» **Required work**: The reply should hold every entry exactly as written and none of the pictures.

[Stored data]
►

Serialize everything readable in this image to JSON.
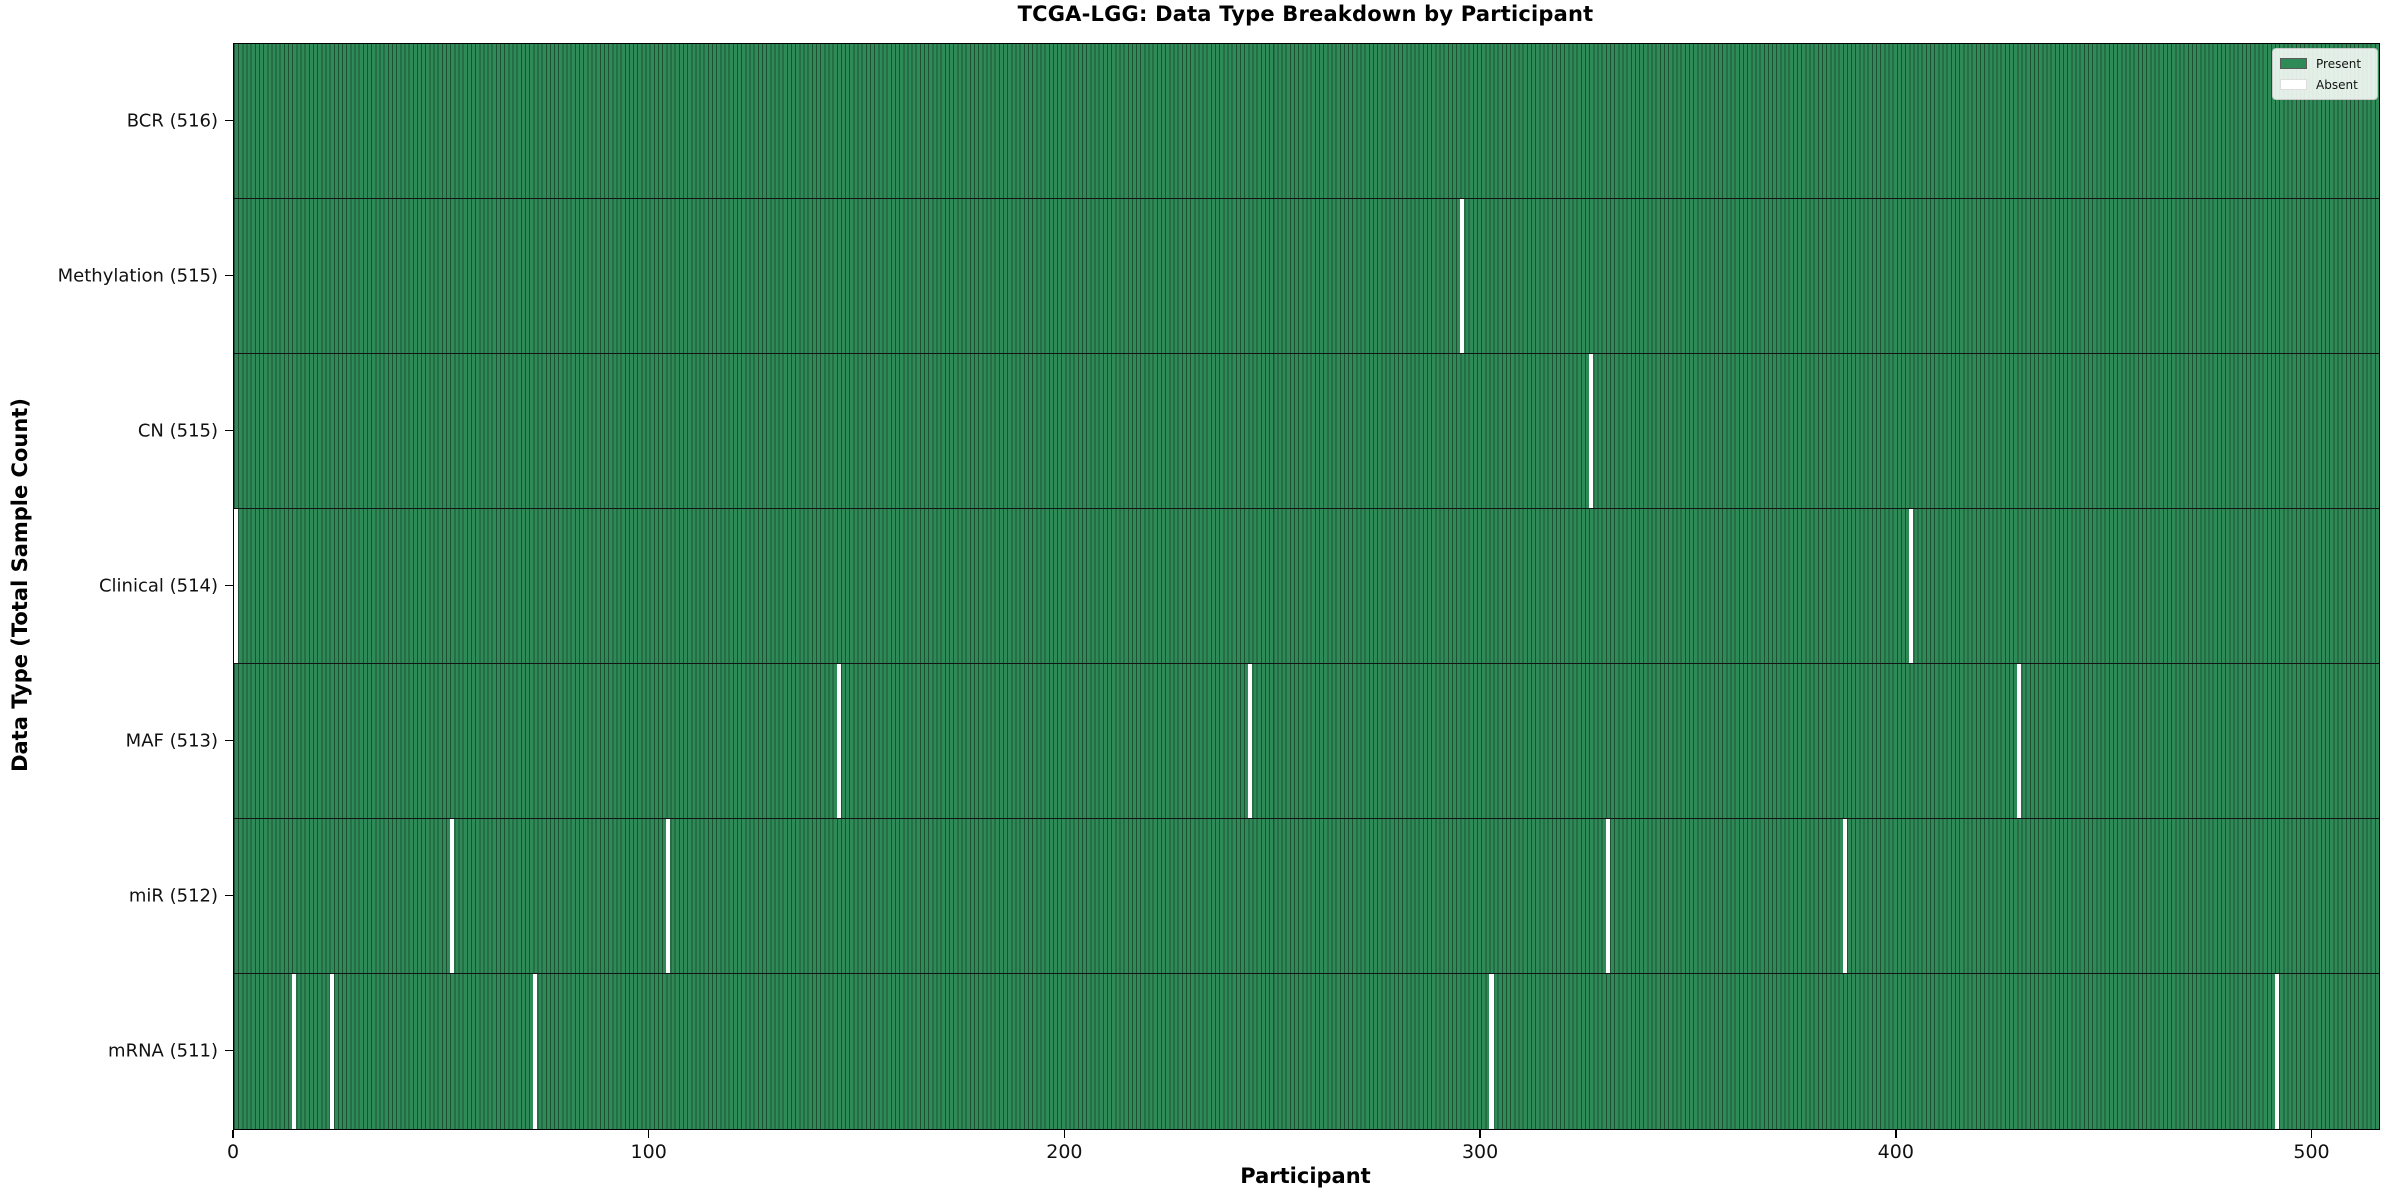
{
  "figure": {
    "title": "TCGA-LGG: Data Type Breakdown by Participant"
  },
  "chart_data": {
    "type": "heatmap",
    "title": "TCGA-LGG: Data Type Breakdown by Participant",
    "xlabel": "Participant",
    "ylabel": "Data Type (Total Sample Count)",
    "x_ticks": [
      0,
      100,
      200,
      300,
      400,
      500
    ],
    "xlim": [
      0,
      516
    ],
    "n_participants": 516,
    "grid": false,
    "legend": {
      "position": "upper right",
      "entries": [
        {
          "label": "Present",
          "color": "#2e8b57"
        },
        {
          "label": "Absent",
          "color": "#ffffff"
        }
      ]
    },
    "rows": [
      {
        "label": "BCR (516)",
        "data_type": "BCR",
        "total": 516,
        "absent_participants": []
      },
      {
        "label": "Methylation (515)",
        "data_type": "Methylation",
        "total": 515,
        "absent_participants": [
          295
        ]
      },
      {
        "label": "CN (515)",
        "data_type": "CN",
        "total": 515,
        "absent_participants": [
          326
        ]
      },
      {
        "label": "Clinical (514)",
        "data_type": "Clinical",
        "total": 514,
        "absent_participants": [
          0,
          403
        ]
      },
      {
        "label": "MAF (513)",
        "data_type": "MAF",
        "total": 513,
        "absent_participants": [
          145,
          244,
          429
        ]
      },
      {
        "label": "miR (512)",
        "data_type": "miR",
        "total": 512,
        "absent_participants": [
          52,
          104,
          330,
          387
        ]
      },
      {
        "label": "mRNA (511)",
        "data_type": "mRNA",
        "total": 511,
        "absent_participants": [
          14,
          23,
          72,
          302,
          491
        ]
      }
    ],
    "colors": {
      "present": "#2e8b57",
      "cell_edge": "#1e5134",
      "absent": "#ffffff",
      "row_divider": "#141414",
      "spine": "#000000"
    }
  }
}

◄

» **Task answer**:
Serialize everything readable in this image to JSON.
{
  "figure": {
    "title": "TCGA-LGG: Data Type Breakdown by Participant"
  },
  "chart_data": {
    "type": "heatmap",
    "title": "TCGA-LGG: Data Type Breakdown by Participant",
    "xlabel": "Participant",
    "ylabel": "Data Type (Total Sample Count)",
    "x_ticks": [
      0,
      100,
      200,
      300,
      400,
      500
    ],
    "xlim": [
      0,
      516
    ],
    "n_participants": 516,
    "grid": false,
    "legend": {
      "position": "upper right",
      "entries": [
        {
          "label": "Present",
          "color": "#2e8b57"
        },
        {
          "label": "Absent",
          "color": "#ffffff"
        }
      ]
    },
    "rows": [
      {
        "label": "BCR (516)",
        "data_type": "BCR",
        "total": 516,
        "absent_participants": []
      },
      {
        "label": "Methylation (515)",
        "data_type": "Methylation",
        "total": 515,
        "absent_participants": [
          295
        ]
      },
      {
        "label": "CN (515)",
        "data_type": "CN",
        "total": 515,
        "absent_participants": [
          326
        ]
      },
      {
        "label": "Clinical (514)",
        "data_type": "Clinical",
        "total": 514,
        "absent_participants": [
          0,
          403
        ]
      },
      {
        "label": "MAF (513)",
        "data_type": "MAF",
        "total": 513,
        "absent_participants": [
          145,
          244,
          429
        ]
      },
      {
        "label": "miR (512)",
        "data_type": "miR",
        "total": 512,
        "absent_participants": [
          52,
          104,
          330,
          387
        ]
      },
      {
        "label": "mRNA (511)",
        "data_type": "mRNA",
        "total": 511,
        "absent_participants": [
          14,
          23,
          72,
          302,
          491
        ]
      }
    ],
    "colors": {
      "present": "#2e8b57",
      "cell_edge": "#1e5134",
      "absent": "#ffffff",
      "row_divider": "#141414",
      "spine": "#000000"
    }
  }
}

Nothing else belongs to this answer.